** Begin Input for this task **

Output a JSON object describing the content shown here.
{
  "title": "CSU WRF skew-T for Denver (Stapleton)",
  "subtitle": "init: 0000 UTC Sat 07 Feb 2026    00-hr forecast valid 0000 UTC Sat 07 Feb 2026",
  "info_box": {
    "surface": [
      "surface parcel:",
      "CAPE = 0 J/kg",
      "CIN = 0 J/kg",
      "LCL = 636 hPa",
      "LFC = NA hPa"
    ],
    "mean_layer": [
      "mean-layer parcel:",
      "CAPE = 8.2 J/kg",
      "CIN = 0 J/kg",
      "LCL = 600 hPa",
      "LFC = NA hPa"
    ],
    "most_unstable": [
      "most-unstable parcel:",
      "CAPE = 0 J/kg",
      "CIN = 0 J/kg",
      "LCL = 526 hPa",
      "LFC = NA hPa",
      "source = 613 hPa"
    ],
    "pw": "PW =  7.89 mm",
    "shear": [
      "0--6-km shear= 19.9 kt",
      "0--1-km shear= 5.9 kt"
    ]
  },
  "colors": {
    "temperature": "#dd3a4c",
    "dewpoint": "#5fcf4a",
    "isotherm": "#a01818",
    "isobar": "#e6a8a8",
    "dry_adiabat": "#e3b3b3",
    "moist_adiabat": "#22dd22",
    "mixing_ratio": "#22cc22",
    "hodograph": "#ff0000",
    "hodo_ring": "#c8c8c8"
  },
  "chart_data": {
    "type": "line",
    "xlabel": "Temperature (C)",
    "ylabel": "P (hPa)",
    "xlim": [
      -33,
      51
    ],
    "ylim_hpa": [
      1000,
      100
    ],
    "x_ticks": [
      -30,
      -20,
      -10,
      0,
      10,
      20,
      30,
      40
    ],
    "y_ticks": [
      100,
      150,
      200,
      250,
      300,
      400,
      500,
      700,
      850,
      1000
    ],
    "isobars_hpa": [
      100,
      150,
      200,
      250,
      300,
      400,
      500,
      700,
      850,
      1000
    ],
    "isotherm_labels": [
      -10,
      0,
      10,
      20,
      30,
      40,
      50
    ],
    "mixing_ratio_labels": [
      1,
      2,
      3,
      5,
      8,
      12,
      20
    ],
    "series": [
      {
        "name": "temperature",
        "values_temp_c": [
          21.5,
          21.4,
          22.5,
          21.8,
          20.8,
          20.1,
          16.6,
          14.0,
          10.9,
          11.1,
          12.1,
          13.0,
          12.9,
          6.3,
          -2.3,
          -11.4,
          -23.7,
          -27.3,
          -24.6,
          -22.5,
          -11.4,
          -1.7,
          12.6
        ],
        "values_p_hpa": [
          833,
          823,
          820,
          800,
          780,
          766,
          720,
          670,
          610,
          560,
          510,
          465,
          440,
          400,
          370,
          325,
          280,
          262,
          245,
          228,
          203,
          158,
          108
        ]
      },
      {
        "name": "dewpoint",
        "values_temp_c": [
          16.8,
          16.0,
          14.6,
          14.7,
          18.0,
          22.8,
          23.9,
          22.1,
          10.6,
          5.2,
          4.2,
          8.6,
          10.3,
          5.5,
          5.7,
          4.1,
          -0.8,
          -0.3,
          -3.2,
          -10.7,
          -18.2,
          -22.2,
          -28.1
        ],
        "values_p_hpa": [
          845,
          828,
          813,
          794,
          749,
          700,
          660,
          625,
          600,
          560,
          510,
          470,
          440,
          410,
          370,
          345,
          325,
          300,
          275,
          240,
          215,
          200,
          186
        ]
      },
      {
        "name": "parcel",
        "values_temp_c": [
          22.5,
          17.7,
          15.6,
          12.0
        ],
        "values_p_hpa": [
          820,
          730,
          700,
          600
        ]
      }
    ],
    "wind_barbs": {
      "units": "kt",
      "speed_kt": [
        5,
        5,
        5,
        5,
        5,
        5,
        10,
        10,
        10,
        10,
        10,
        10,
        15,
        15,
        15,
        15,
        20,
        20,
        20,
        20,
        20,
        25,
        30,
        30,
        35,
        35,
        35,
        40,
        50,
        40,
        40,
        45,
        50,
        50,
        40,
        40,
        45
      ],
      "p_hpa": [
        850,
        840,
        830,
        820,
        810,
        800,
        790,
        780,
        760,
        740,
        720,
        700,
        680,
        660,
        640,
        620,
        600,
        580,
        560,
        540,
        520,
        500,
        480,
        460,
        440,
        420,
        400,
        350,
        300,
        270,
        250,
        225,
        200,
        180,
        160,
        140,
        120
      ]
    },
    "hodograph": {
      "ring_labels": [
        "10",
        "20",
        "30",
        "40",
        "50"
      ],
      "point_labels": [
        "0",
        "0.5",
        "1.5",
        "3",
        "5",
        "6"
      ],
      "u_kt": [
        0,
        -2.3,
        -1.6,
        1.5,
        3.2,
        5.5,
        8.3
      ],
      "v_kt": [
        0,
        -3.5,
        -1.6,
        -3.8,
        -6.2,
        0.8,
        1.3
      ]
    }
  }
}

** End Input for this task **

[What you need to do]: Go through the data and return every record exactly.

[Output below]:
Output a JSON object describing the content shown here.
{
  "title": "CSU WRF skew-T for Denver (Stapleton)",
  "subtitle": "init: 0000 UTC Sat 07 Feb 2026    00-hr forecast valid 0000 UTC Sat 07 Feb 2026",
  "info_box": {
    "surface": [
      "surface parcel:",
      "CAPE = 0 J/kg",
      "CIN = 0 J/kg",
      "LCL = 636 hPa",
      "LFC = NA hPa"
    ],
    "mean_layer": [
      "mean-layer parcel:",
      "CAPE = 8.2 J/kg",
      "CIN = 0 J/kg",
      "LCL = 600 hPa",
      "LFC = NA hPa"
    ],
    "most_unstable": [
      "most-unstable parcel:",
      "CAPE = 0 J/kg",
      "CIN = 0 J/kg",
      "LCL = 526 hPa",
      "LFC = NA hPa",
      "source = 613 hPa"
    ],
    "pw": "PW =  7.89 mm",
    "shear": [
      "0--6-km shear= 19.9 kt",
      "0--1-km shear= 5.9 kt"
    ]
  },
  "colors": {
    "temperature": "#dd3a4c",
    "dewpoint": "#5fcf4a",
    "isotherm": "#a01818",
    "isobar": "#e6a8a8",
    "dry_adiabat": "#e3b3b3",
    "moist_adiabat": "#22dd22",
    "mixing_ratio": "#22cc22",
    "hodograph": "#ff0000",
    "hodo_ring": "#c8c8c8"
  },
  "chart_data": {
    "type": "line",
    "xlabel": "Temperature (C)",
    "ylabel": "P (hPa)",
    "xlim": [
      -33,
      51
    ],
    "ylim_hpa": [
      1000,
      100
    ],
    "x_ticks": [
      -30,
      -20,
      -10,
      0,
      10,
      20,
      30,
      40
    ],
    "y_ticks": [
      100,
      150,
      200,
      250,
      300,
      400,
      500,
      700,
      850,
      1000
    ],
    "isobars_hpa": [
      100,
      150,
      200,
      250,
      300,
      400,
      500,
      700,
      850,
      1000
    ],
    "isotherm_labels": [
      -10,
      0,
      10,
      20,
      30,
      40,
      50
    ],
    "mixing_ratio_labels": [
      1,
      2,
      3,
      5,
      8,
      12,
      20
    ],
    "series": [
      {
        "name": "temperature",
        "values_temp_c": [
          21.5,
          21.4,
          22.5,
          21.8,
          20.8,
          20.1,
          16.6,
          14.0,
          10.9,
          11.1,
          12.1,
          13.0,
          12.9,
          6.3,
          -2.3,
          -11.4,
          -23.7,
          -27.3,
          -24.6,
          -22.5,
          -11.4,
          -1.7,
          12.6
        ],
        "values_p_hpa": [
          833,
          823,
          820,
          800,
          780,
          766,
          720,
          670,
          610,
          560,
          510,
          465,
          440,
          400,
          370,
          325,
          280,
          262,
          245,
          228,
          203,
          158,
          108
        ]
      },
      {
        "name": "dewpoint",
        "values_temp_c": [
          16.8,
          16.0,
          14.6,
          14.7,
          18.0,
          22.8,
          23.9,
          22.1,
          10.6,
          5.2,
          4.2,
          8.6,
          10.3,
          5.5,
          5.7,
          4.1,
          -0.8,
          -0.3,
          -3.2,
          -10.7,
          -18.2,
          -22.2,
          -28.1
        ],
        "values_p_hpa": [
          845,
          828,
          813,
          794,
          749,
          700,
          660,
          625,
          600,
          560,
          510,
          470,
          440,
          410,
          370,
          345,
          325,
          300,
          275,
          240,
          215,
          200,
          186
        ]
      },
      {
        "name": "parcel",
        "values_temp_c": [
          22.5,
          17.7,
          15.6,
          12.0
        ],
        "values_p_hpa": [
          820,
          730,
          700,
          600
        ]
      }
    ],
    "wind_barbs": {
      "units": "kt",
      "speed_kt": [
        5,
        5,
        5,
        5,
        5,
        5,
        10,
        10,
        10,
        10,
        10,
        10,
        15,
        15,
        15,
        15,
        20,
        20,
        20,
        20,
        20,
        25,
        30,
        30,
        35,
        35,
        35,
        40,
        50,
        40,
        40,
        45,
        50,
        50,
        40,
        40,
        45
      ],
      "p_hpa": [
        850,
        840,
        830,
        820,
        810,
        800,
        790,
        780,
        760,
        740,
        720,
        700,
        680,
        660,
        640,
        620,
        600,
        580,
        560,
        540,
        520,
        500,
        480,
        460,
        440,
        420,
        400,
        350,
        300,
        270,
        250,
        225,
        200,
        180,
        160,
        140,
        120
      ]
    },
    "hodograph": {
      "ring_labels": [
        "10",
        "20",
        "30",
        "40",
        "50"
      ],
      "point_labels": [
        "0",
        "0.5",
        "1.5",
        "3",
        "5",
        "6"
      ],
      "u_kt": [
        0,
        -2.3,
        -1.6,
        1.5,
        3.2,
        5.5,
        8.3
      ],
      "v_kt": [
        0,
        -3.5,
        -1.6,
        -3.8,
        -6.2,
        0.8,
        1.3
      ]
    }
  }
}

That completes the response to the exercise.